Problem description
Go through the entries below and print each one exactly, leaving out pictures.

Task input
******

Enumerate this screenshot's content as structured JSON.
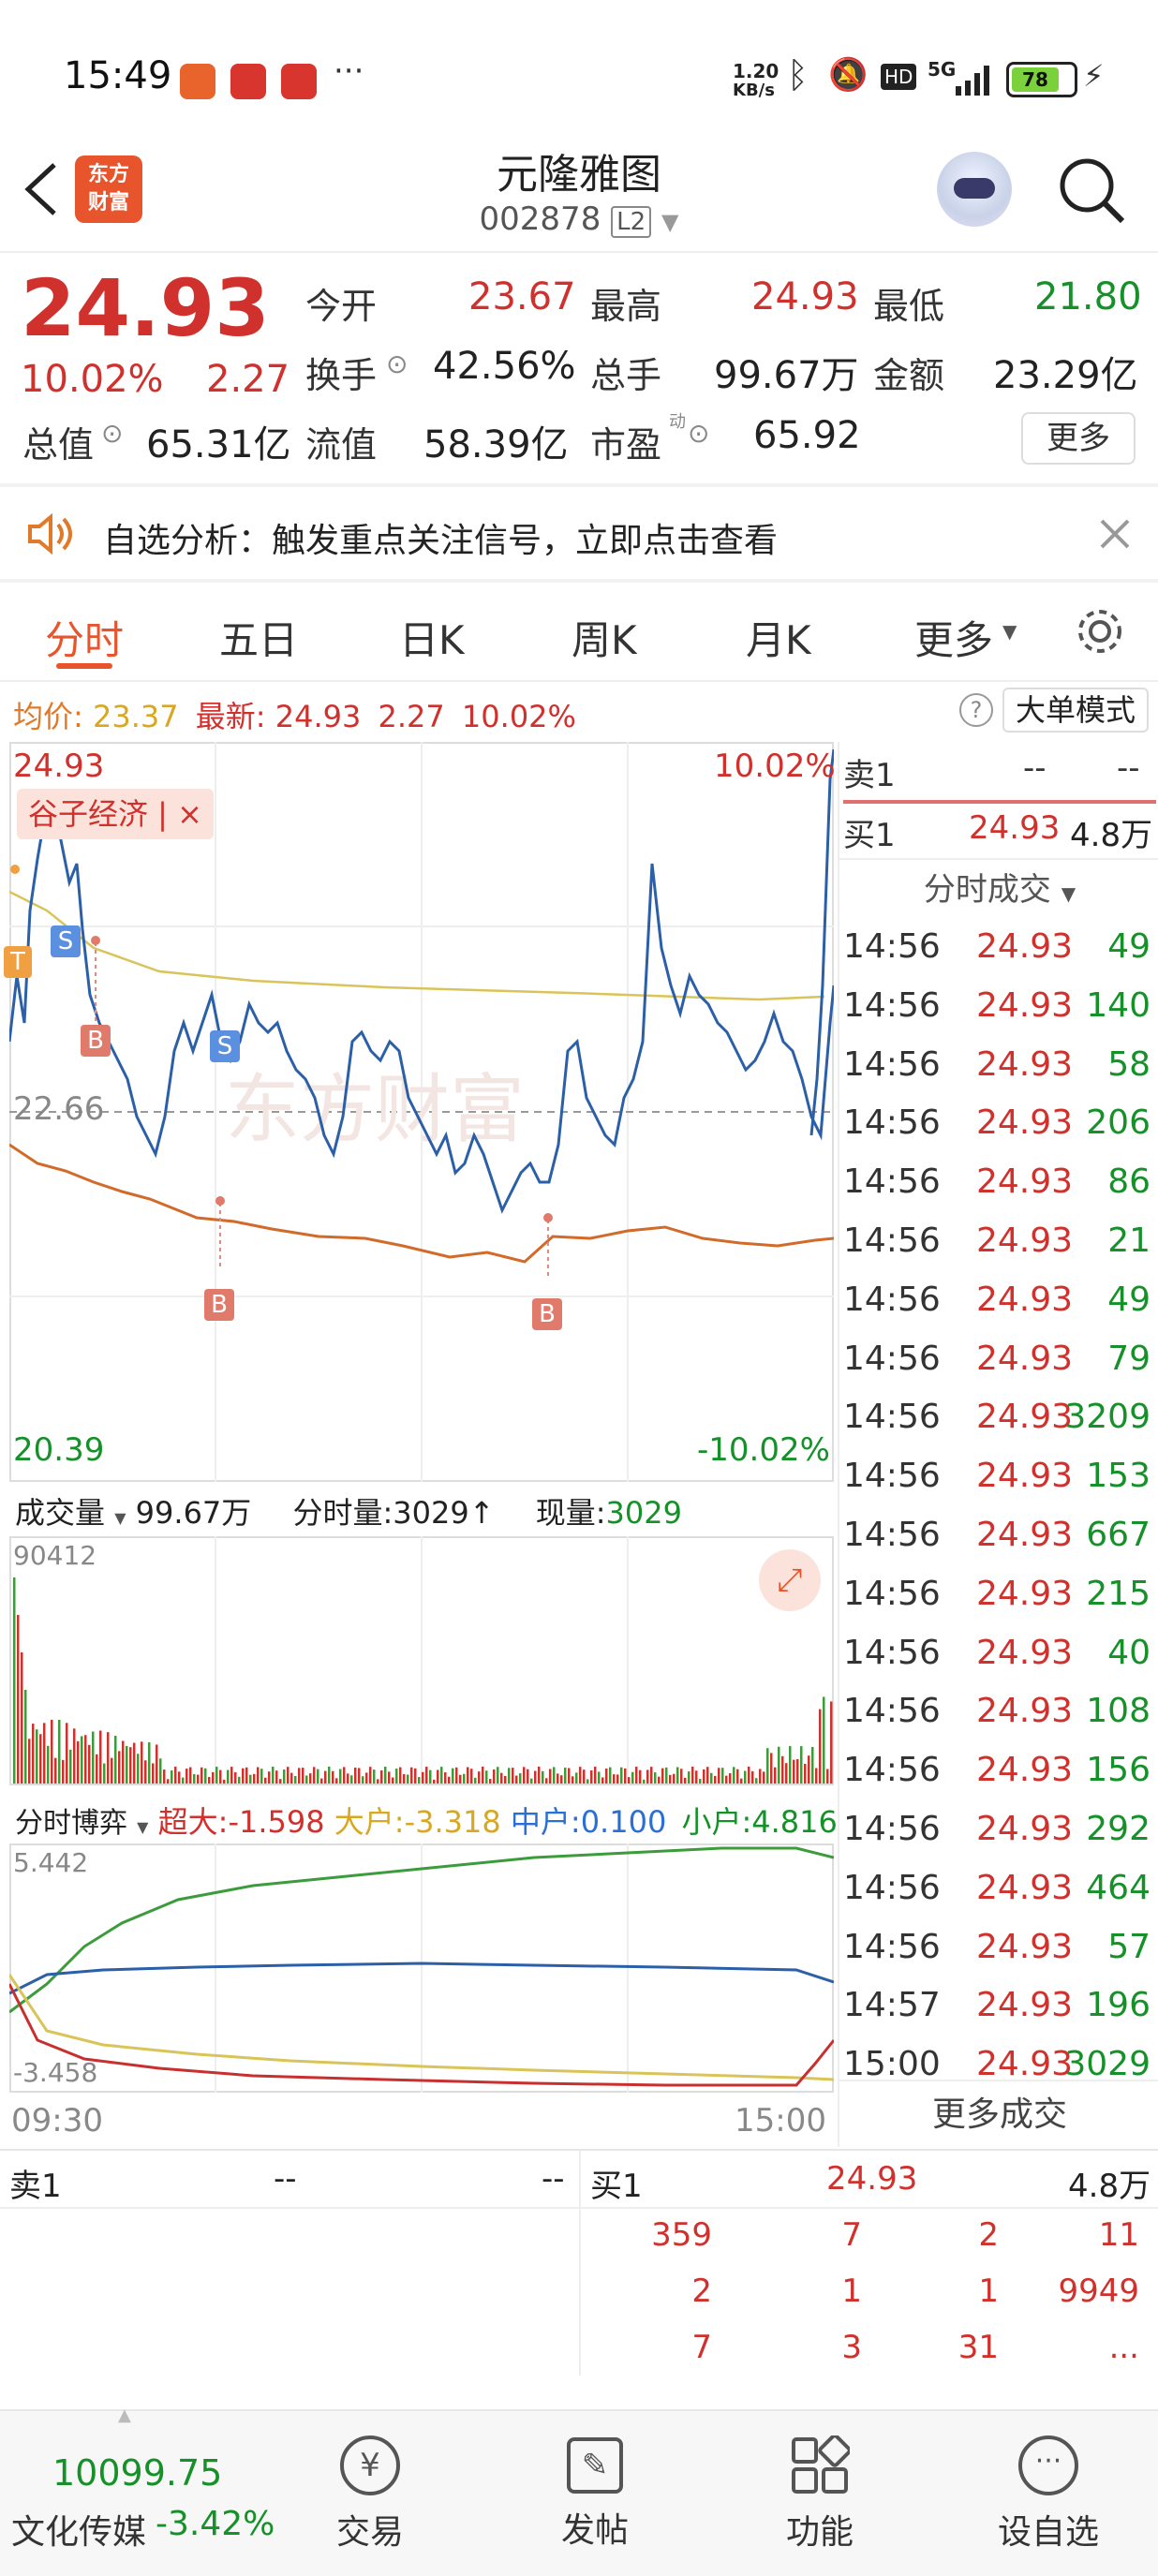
{
  "status": {
    "time": "15:49",
    "net_rate": "1.20",
    "net_unit": "KB/s",
    "battery": "78",
    "signal": "5G"
  },
  "header": {
    "name": "元隆雅图",
    "code": "002878",
    "level": "L2",
    "logo_text_1": "东方",
    "logo_text_2": "财富"
  },
  "quote": {
    "price": "24.93",
    "change_pct": "10.02%",
    "change": "2.27",
    "open_label": "今开",
    "open": "23.67",
    "high_label": "最高",
    "high": "24.93",
    "low_label": "最低",
    "low": "21.80",
    "turnover_label": "换手",
    "turnover": "42.56%",
    "volume_label": "总手",
    "volume": "99.67万",
    "amount_label": "金额",
    "amount": "23.29亿",
    "mktcap_label": "总值",
    "mktcap": "65.31亿",
    "float_label": "流值",
    "float": "58.39亿",
    "pe_label": "市盈",
    "pe_sup": "动",
    "pe": "65.92",
    "more": "更多"
  },
  "notice": {
    "text": "自选分析：触发重点关注信号，立即点击查看"
  },
  "tabs": [
    "分时",
    "五日",
    "日K",
    "周K",
    "月K",
    "更多"
  ],
  "info": {
    "avg_label": "均价:",
    "avg": "23.37",
    "latest_label": "最新:",
    "latest": "24.93",
    "chg": "2.27",
    "pct": "10.02%",
    "big_mode": "大单模式"
  },
  "chart": {
    "ymax": "24.93",
    "ymid": "22.66",
    "ymin": "20.39",
    "pmax": "10.02%",
    "pmin": "-10.02%",
    "tag": "谷子经济 | ×",
    "t_start": "09:30",
    "t_end": "15:00"
  },
  "vol": {
    "label": "成交量",
    "total": "99.67万",
    "seg_label": "分时量:3029",
    "arrow": "↑",
    "now_label": "现量:",
    "now": "3029",
    "max": "90412"
  },
  "flow": {
    "label": "分时博弈",
    "super": "超大:-1.598",
    "large": "大户:-3.318",
    "mid": "中户:0.100",
    "small": "小户:4.816",
    "max": "5.442",
    "min": "-3.458"
  },
  "side_book": {
    "ask_label": "卖1",
    "ask_p": "--",
    "ask_v": "--",
    "bid_label": "买1",
    "bid_p": "24.93",
    "bid_v": "4.8万"
  },
  "ticks_title": "分时成交",
  "ticks": [
    {
      "t": "14:56",
      "p": "24.93",
      "v": "49"
    },
    {
      "t": "14:56",
      "p": "24.93",
      "v": "140"
    },
    {
      "t": "14:56",
      "p": "24.93",
      "v": "58"
    },
    {
      "t": "14:56",
      "p": "24.93",
      "v": "206"
    },
    {
      "t": "14:56",
      "p": "24.93",
      "v": "86"
    },
    {
      "t": "14:56",
      "p": "24.93",
      "v": "21"
    },
    {
      "t": "14:56",
      "p": "24.93",
      "v": "49"
    },
    {
      "t": "14:56",
      "p": "24.93",
      "v": "79"
    },
    {
      "t": "14:56",
      "p": "24.93",
      "v": "3209"
    },
    {
      "t": "14:56",
      "p": "24.93",
      "v": "153"
    },
    {
      "t": "14:56",
      "p": "24.93",
      "v": "667"
    },
    {
      "t": "14:56",
      "p": "24.93",
      "v": "215"
    },
    {
      "t": "14:56",
      "p": "24.93",
      "v": "40"
    },
    {
      "t": "14:56",
      "p": "24.93",
      "v": "108"
    },
    {
      "t": "14:56",
      "p": "24.93",
      "v": "156"
    },
    {
      "t": "14:56",
      "p": "24.93",
      "v": "292"
    },
    {
      "t": "14:56",
      "p": "24.93",
      "v": "464"
    },
    {
      "t": "14:56",
      "p": "24.93",
      "v": "57"
    },
    {
      "t": "14:57",
      "p": "24.93",
      "v": "196"
    },
    {
      "t": "15:00",
      "p": "24.93",
      "v": "3029"
    }
  ],
  "more_ticks": "更多成交",
  "bottom_book": {
    "ask_label": "卖1",
    "ask_p": "--",
    "ask_v": "--",
    "bid_label": "买1",
    "bid_p": "24.93",
    "bid_v": "4.8万",
    "rows": [
      [
        "359",
        "7",
        "2",
        "11"
      ],
      [
        "2",
        "1",
        "1",
        "9949"
      ],
      [
        "7",
        "3",
        "31",
        "..."
      ]
    ]
  },
  "nav": {
    "index_value": "10099.75",
    "index_name": "文化传媒",
    "index_pct": "-3.42%",
    "trade": "交易",
    "post": "发帖",
    "func": "功能",
    "watch": "设自选"
  }
}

******

Exercise answer
Enumerate this screenshot's content as structured JSON.
{
  "status": {
    "time": "15:49",
    "net_rate": "1.20",
    "net_unit": "KB/s",
    "battery": "78",
    "signal": "5G"
  },
  "header": {
    "name": "元隆雅图",
    "code": "002878",
    "level": "L2",
    "logo_text_1": "东方",
    "logo_text_2": "财富"
  },
  "quote": {
    "price": "24.93",
    "change_pct": "10.02%",
    "change": "2.27",
    "open_label": "今开",
    "open": "23.67",
    "high_label": "最高",
    "high": "24.93",
    "low_label": "最低",
    "low": "21.80",
    "turnover_label": "换手",
    "turnover": "42.56%",
    "volume_label": "总手",
    "volume": "99.67万",
    "amount_label": "金额",
    "amount": "23.29亿",
    "mktcap_label": "总值",
    "mktcap": "65.31亿",
    "float_label": "流值",
    "float": "58.39亿",
    "pe_label": "市盈",
    "pe_sup": "动",
    "pe": "65.92",
    "more": "更多"
  },
  "notice": {
    "text": "自选分析：触发重点关注信号，立即点击查看"
  },
  "tabs": [
    "分时",
    "五日",
    "日K",
    "周K",
    "月K",
    "更多"
  ],
  "info": {
    "avg_label": "均价:",
    "avg": "23.37",
    "latest_label": "最新:",
    "latest": "24.93",
    "chg": "2.27",
    "pct": "10.02%",
    "big_mode": "大单模式"
  },
  "chart": {
    "ymax": "24.93",
    "ymid": "22.66",
    "ymin": "20.39",
    "pmax": "10.02%",
    "pmin": "-10.02%",
    "tag": "谷子经济 | ×",
    "t_start": "09:30",
    "t_end": "15:00"
  },
  "vol": {
    "label": "成交量",
    "total": "99.67万",
    "seg_label": "分时量:3029",
    "arrow": "↑",
    "now_label": "现量:",
    "now": "3029",
    "max": "90412"
  },
  "flow": {
    "label": "分时博弈",
    "super": "超大:-1.598",
    "large": "大户:-3.318",
    "mid": "中户:0.100",
    "small": "小户:4.816",
    "max": "5.442",
    "min": "-3.458"
  },
  "side_book": {
    "ask_label": "卖1",
    "ask_p": "--",
    "ask_v": "--",
    "bid_label": "买1",
    "bid_p": "24.93",
    "bid_v": "4.8万"
  },
  "ticks_title": "分时成交",
  "ticks": [
    {
      "t": "14:56",
      "p": "24.93",
      "v": "49"
    },
    {
      "t": "14:56",
      "p": "24.93",
      "v": "140"
    },
    {
      "t": "14:56",
      "p": "24.93",
      "v": "58"
    },
    {
      "t": "14:56",
      "p": "24.93",
      "v": "206"
    },
    {
      "t": "14:56",
      "p": "24.93",
      "v": "86"
    },
    {
      "t": "14:56",
      "p": "24.93",
      "v": "21"
    },
    {
      "t": "14:56",
      "p": "24.93",
      "v": "49"
    },
    {
      "t": "14:56",
      "p": "24.93",
      "v": "79"
    },
    {
      "t": "14:56",
      "p": "24.93",
      "v": "3209"
    },
    {
      "t": "14:56",
      "p": "24.93",
      "v": "153"
    },
    {
      "t": "14:56",
      "p": "24.93",
      "v": "667"
    },
    {
      "t": "14:56",
      "p": "24.93",
      "v": "215"
    },
    {
      "t": "14:56",
      "p": "24.93",
      "v": "40"
    },
    {
      "t": "14:56",
      "p": "24.93",
      "v": "108"
    },
    {
      "t": "14:56",
      "p": "24.93",
      "v": "156"
    },
    {
      "t": "14:56",
      "p": "24.93",
      "v": "292"
    },
    {
      "t": "14:56",
      "p": "24.93",
      "v": "464"
    },
    {
      "t": "14:56",
      "p": "24.93",
      "v": "57"
    },
    {
      "t": "14:57",
      "p": "24.93",
      "v": "196"
    },
    {
      "t": "15:00",
      "p": "24.93",
      "v": "3029"
    }
  ],
  "more_ticks": "更多成交",
  "bottom_book": {
    "ask_label": "卖1",
    "ask_p": "--",
    "ask_v": "--",
    "bid_label": "买1",
    "bid_p": "24.93",
    "bid_v": "4.8万",
    "rows": [
      [
        "359",
        "7",
        "2",
        "11"
      ],
      [
        "2",
        "1",
        "1",
        "9949"
      ],
      [
        "7",
        "3",
        "31",
        "..."
      ]
    ]
  },
  "nav": {
    "index_value": "10099.75",
    "index_name": "文化传媒",
    "index_pct": "-3.42%",
    "trade": "交易",
    "post": "发帖",
    "func": "功能",
    "watch": "设自选"
  }
}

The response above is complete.